What number of lines contain the word "text"? Reply with the number and nothing else.
⁂
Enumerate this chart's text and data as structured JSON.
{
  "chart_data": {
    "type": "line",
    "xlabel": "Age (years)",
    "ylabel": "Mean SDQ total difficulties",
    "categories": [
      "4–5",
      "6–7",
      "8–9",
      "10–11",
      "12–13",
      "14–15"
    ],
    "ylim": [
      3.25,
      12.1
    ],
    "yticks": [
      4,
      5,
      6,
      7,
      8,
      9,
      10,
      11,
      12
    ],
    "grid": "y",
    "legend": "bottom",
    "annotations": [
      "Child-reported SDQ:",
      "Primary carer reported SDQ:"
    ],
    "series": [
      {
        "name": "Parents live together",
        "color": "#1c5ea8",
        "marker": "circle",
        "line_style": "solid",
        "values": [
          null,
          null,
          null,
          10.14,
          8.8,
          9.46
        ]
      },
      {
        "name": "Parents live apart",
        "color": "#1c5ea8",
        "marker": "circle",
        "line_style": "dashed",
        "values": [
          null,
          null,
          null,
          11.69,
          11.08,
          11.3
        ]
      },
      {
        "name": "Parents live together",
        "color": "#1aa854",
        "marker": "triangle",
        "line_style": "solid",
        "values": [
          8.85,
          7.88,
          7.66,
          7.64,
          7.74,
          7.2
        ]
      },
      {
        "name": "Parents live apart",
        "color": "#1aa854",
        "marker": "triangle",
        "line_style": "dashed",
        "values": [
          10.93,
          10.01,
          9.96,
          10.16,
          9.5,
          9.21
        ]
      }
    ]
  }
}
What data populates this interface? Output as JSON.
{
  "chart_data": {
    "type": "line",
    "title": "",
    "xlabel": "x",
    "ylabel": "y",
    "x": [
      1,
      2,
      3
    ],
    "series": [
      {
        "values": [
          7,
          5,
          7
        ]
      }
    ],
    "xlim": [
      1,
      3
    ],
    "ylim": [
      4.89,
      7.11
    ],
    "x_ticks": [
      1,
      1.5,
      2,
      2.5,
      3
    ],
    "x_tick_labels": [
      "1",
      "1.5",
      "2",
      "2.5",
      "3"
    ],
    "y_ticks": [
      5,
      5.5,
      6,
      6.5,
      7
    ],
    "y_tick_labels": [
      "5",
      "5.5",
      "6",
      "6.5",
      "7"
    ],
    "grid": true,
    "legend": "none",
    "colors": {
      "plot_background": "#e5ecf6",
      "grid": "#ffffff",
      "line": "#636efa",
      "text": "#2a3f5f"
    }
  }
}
⁂
RESULT FOR THIS EXERCISE: 2